• _Exercise_: What lines of the material below include the string "prevent"? Copy all of them.

• _Data listing_:
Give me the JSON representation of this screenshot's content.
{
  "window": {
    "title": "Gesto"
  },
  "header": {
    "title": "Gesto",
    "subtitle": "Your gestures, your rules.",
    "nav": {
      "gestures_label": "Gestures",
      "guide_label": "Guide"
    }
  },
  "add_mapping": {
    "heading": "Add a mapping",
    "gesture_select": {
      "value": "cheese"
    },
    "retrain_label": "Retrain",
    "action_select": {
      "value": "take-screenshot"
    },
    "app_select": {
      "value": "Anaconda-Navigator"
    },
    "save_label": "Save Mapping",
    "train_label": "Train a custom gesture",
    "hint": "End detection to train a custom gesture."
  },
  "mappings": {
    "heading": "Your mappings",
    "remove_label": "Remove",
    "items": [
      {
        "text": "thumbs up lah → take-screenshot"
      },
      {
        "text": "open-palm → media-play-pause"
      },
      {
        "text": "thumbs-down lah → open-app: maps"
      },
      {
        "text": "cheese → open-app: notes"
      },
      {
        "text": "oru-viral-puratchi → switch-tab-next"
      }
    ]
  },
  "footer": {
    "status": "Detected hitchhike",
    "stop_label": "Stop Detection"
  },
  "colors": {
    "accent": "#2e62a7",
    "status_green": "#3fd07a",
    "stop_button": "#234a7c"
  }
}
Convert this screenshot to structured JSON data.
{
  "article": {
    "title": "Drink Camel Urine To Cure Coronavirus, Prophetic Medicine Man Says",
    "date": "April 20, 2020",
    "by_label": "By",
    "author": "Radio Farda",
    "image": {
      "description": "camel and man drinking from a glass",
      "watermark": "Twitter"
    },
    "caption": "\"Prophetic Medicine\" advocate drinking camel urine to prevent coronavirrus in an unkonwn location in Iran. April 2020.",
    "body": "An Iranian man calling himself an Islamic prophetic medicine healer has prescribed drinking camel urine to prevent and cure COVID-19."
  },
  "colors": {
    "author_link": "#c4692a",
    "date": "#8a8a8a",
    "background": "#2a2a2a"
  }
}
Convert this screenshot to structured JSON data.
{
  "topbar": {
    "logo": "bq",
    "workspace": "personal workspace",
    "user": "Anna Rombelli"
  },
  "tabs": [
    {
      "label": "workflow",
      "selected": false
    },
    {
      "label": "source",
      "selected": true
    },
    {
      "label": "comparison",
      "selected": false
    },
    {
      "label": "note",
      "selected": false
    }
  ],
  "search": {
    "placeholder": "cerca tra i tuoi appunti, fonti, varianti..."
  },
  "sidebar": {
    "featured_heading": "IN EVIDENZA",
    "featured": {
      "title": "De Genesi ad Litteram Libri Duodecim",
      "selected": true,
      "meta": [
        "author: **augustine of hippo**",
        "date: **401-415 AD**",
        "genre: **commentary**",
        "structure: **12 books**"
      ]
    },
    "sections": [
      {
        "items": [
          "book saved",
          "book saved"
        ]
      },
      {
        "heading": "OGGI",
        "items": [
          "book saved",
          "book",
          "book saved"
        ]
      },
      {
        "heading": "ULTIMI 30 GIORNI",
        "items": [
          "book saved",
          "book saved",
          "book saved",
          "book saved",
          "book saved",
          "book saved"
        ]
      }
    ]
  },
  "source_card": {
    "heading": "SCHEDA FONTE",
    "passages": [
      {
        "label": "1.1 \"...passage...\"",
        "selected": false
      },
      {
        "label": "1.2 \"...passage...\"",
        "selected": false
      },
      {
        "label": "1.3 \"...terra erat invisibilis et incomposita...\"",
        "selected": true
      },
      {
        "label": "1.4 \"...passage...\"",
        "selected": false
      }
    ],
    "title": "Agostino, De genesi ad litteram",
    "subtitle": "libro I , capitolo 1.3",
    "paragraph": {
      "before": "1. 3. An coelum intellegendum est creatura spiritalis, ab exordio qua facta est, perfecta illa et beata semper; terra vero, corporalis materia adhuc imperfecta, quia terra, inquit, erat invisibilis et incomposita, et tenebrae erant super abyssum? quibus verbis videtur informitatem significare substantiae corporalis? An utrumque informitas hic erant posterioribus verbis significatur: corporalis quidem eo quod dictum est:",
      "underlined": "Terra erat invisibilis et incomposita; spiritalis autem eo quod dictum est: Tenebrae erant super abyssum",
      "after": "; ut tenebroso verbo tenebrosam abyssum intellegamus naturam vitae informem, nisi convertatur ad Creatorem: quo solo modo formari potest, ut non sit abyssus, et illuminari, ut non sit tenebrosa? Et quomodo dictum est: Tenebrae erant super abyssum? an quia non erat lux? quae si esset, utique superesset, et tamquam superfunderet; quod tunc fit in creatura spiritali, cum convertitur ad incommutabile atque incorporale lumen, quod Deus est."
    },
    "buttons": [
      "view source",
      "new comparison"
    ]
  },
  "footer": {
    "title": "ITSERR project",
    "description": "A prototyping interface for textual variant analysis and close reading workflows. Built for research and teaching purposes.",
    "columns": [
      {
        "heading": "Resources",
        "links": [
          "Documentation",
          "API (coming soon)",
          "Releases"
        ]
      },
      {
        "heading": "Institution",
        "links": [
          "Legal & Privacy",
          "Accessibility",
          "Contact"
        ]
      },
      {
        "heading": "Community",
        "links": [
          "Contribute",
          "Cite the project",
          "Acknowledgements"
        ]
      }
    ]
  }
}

• _Answer for this exercise_:
    "caption": "\"Prophetic Medicine\" advocate drinking camel urine to prevent coronavirrus in an unkonwn location in Iran. April 2020.",
    "body": "An Iranian man calling himself an Islamic prophetic medicine healer has prescribed drinking camel urine to prevent and cure COVID-19."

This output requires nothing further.